**TASK**
Count each line below that has "blood" anywhere in it. Answer with the total alone.

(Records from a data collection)
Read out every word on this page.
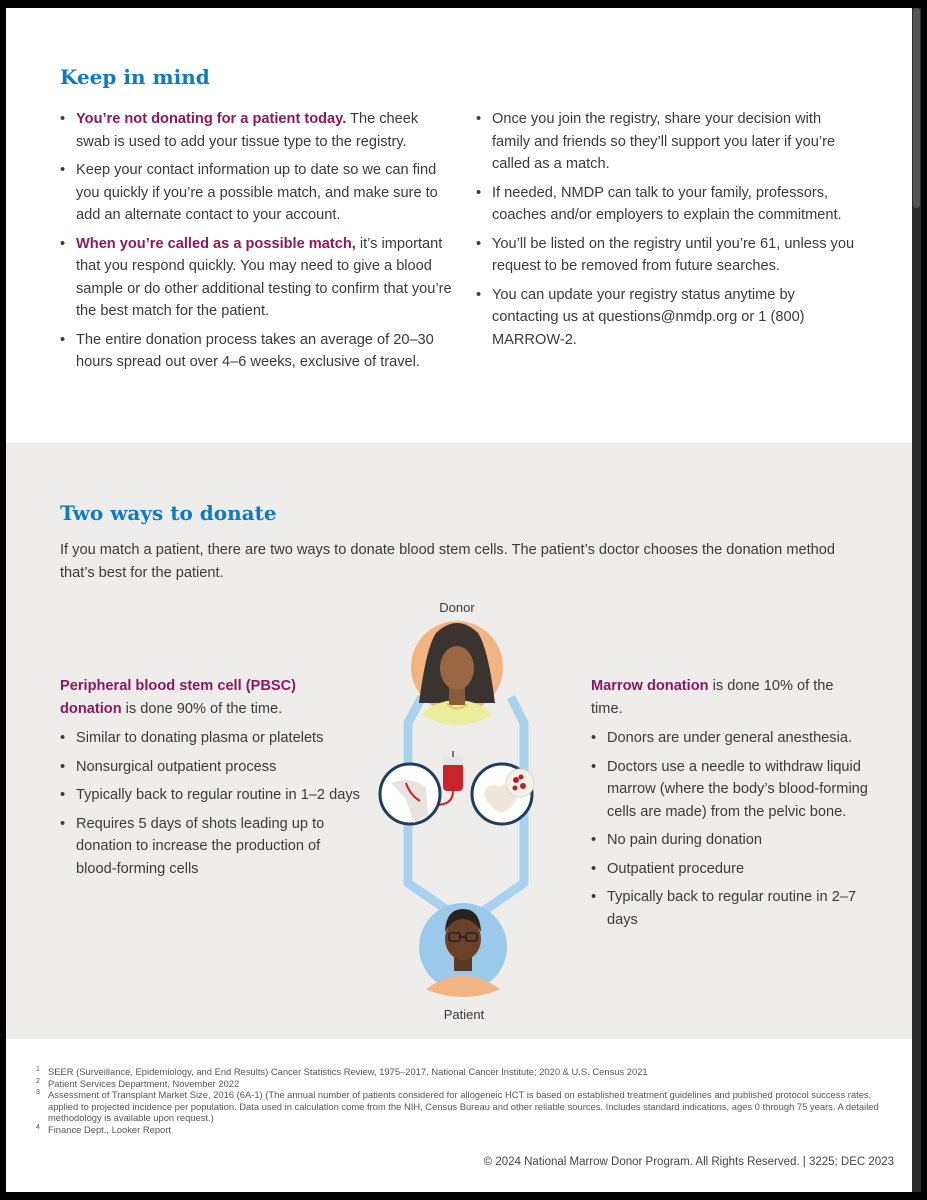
Keep in mind
• You’re not donating for a patient today. The cheek swab is used to add your tissue type to the registry.
• Keep your contact information up to date so we can find you quickly if you’re a possible match, and make sure to add an alternate contact to your account.
• When you’re called as a possible match, it’s important that you respond quickly. You may need to give a blood sample or do other additional testing to confirm that you’re the best match for the patient.
• The entire donation process takes an average of 20–30 hours spread out over 4–6 weeks, exclusive of travel.
• Once you join the registry, share your decision with family and friends so they’ll support you later if you’re called as a match.
• If needed, NMDP can talk to your family, professors, coaches and/or employers to explain the commitment.
• You’ll be listed on the registry until you’re 61, unless you request to be removed from future searches.
• You can update your registry status anytime by contacting us at questions@nmdp.org or 1 (800) MARROW-2.
Two ways to donate

If you match a patient, there are two ways to donate blood stem cells. The patient’s doctor chooses the donation method that’s best for the patient.

Peripheral blood stem cell (PBSC) donation is done 90% of the time.

• Similar to donating plasma or platelets
• Nonsurgical outpatient process
• Typically back to regular routine in 1–2 days
• Requires 5 days of shots leading up to donation to increase the production of blood-forming cells

Marrow donation is done 10% of the time.

• Donors are under general anesthesia.
• Doctors use a needle to withdraw liquid marrow (where the body’s blood-forming cells are made) from the pelvic bone.
• No pain during donation
• Outpatient procedure
• Typically back to regular routine in 2–7 days
Donor
Patient

1 SEER (Surveillance, Epidemiology, and End Results) Cancer Statistics Review, 1975–2017. National Cancer Institute; 2020 & U.S. Census 2021

2 Patient Services Department, November 2022

3 Assessment of Transplant Market Size, 2016 (6A-1) (The annual number of patients considered for allogeneic HCT is based on established treatment guidelines and published protocol success rates, applied to projected incidence per population. Data used in calculation come from the NIH, Census Bureau and other reliable sources. Includes standard indications, ages 0 through 75 years. A detailed methodology is available upon request.)

4 Finance Dept., Looker Report

© 2024 National Marrow Donor Program. All Rights Reserved. | 3225; DEC 2023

**SOLUTION TO THIS PROBLEM**
5